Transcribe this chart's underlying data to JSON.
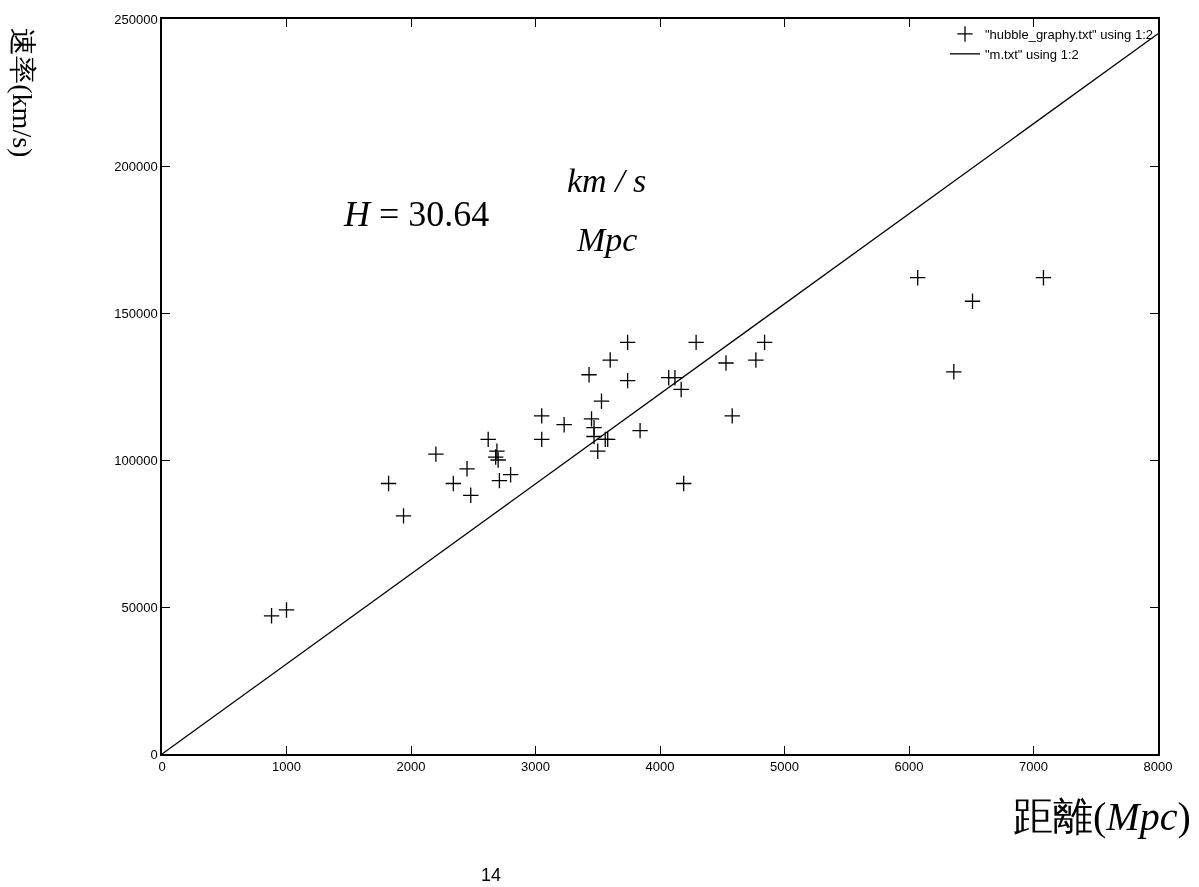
{
  "chart_data": {
    "type": "scatter",
    "xlabel": "距離(Mpc)",
    "ylabel": "速率(km/s)",
    "xlim": [
      0,
      8000
    ],
    "xticks": [
      0,
      1000,
      2000,
      3000,
      4000,
      5000,
      6000,
      7000,
      8000
    ],
    "ylim": [
      0,
      250000
    ],
    "yticks": [
      0,
      50000,
      100000,
      150000,
      200000,
      250000
    ],
    "legend": "top right",
    "marker": "cross",
    "series": [
      {
        "name": "\"hubble_graphy.txt\" using 1:2",
        "color": "#000000",
        "x": [
          880,
          1000,
          1820,
          1940,
          2200,
          2340,
          2450,
          2480,
          2620,
          2690,
          2680,
          2700,
          2710,
          2800,
          3050,
          3050,
          3230,
          3430,
          3450,
          3470,
          3470,
          3500,
          3530,
          3560,
          3580,
          3600,
          3740,
          3740,
          3840,
          4070,
          4120,
          4170,
          4190,
          4290,
          4530,
          4580,
          4770,
          4840,
          6070,
          7080,
          6510,
          6360
        ],
        "values": [
          47000,
          49000,
          92000,
          81000,
          102000,
          92000,
          97000,
          88000,
          107000,
          103000,
          101000,
          100000,
          93000,
          95000,
          115000,
          107000,
          112000,
          129000,
          114000,
          111000,
          108000,
          103000,
          120000,
          107000,
          107000,
          134000,
          140000,
          127000,
          110000,
          128000,
          128000,
          124000,
          92000,
          140000,
          133000,
          115000,
          134000,
          140000,
          162000,
          162000,
          154000,
          130000
        ]
      },
      {
        "name": "\"m.txt\" using 1:2",
        "color": "#000000",
        "type": "line",
        "line_style": "solid",
        "marker": "none",
        "x": [
          0,
          8000
        ],
        "values": [
          0,
          245000
        ]
      }
    ],
    "annotations": [
      "H = 30.64",
      "km / s",
      "Mpc",
      "14"
    ]
  }
}
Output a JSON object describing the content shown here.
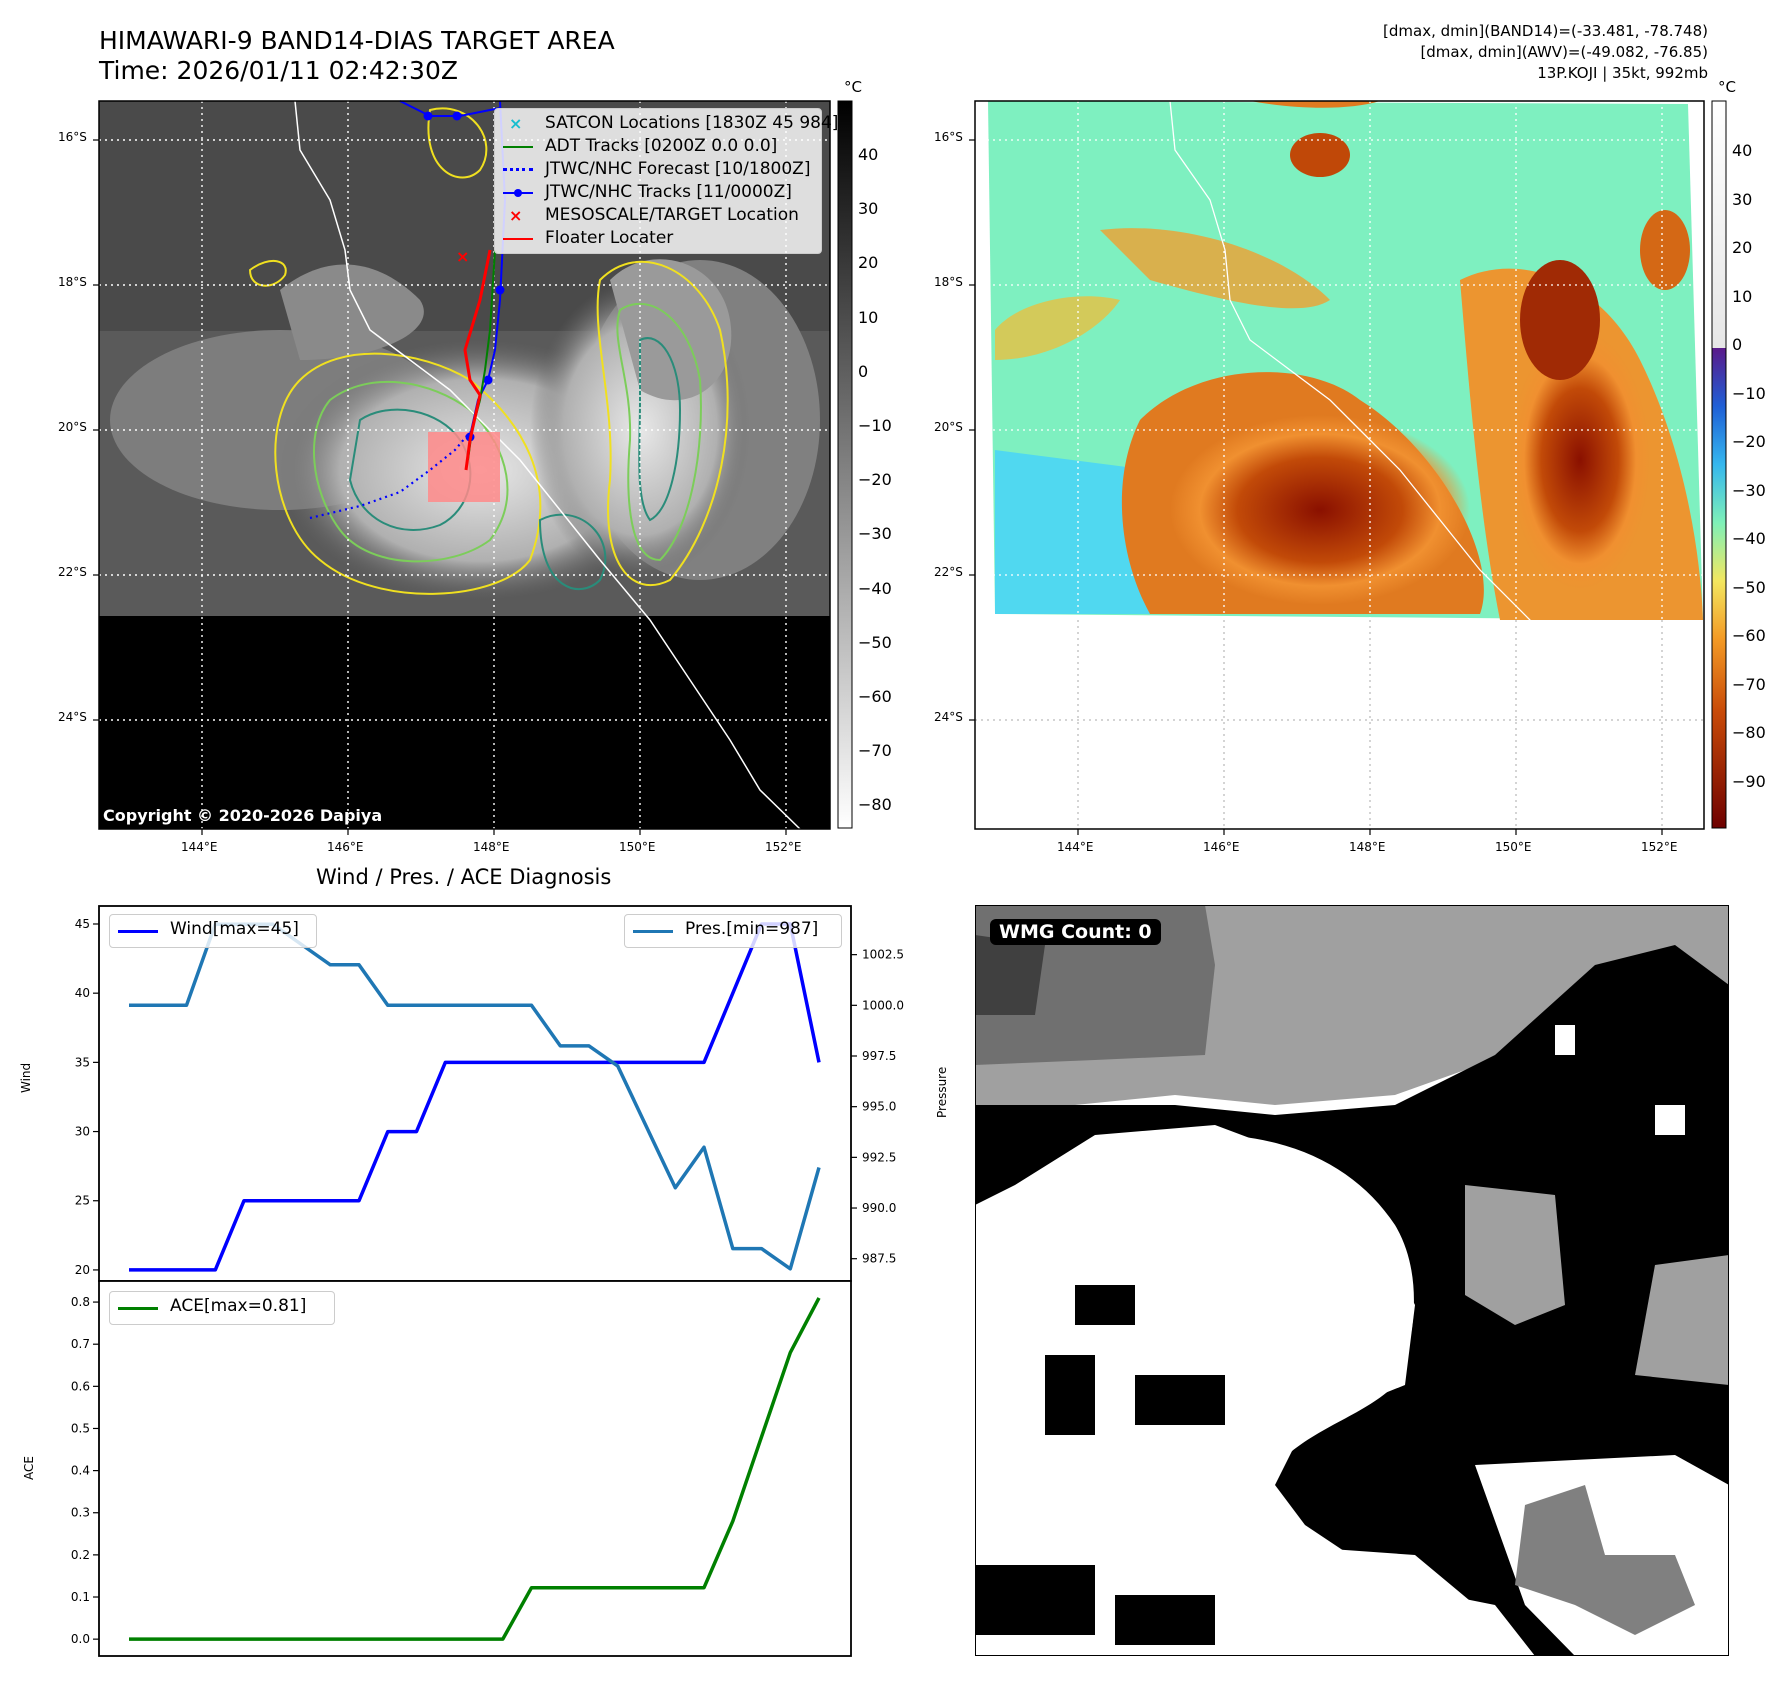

□ □ □ □

-- Instructions for the task --
Scan the data above; copy every line where "JSON" appears.

-- Answer to this exercise --
Transcribe this chart's underlying data to JSON.
Output a JSON object describing the content shown here.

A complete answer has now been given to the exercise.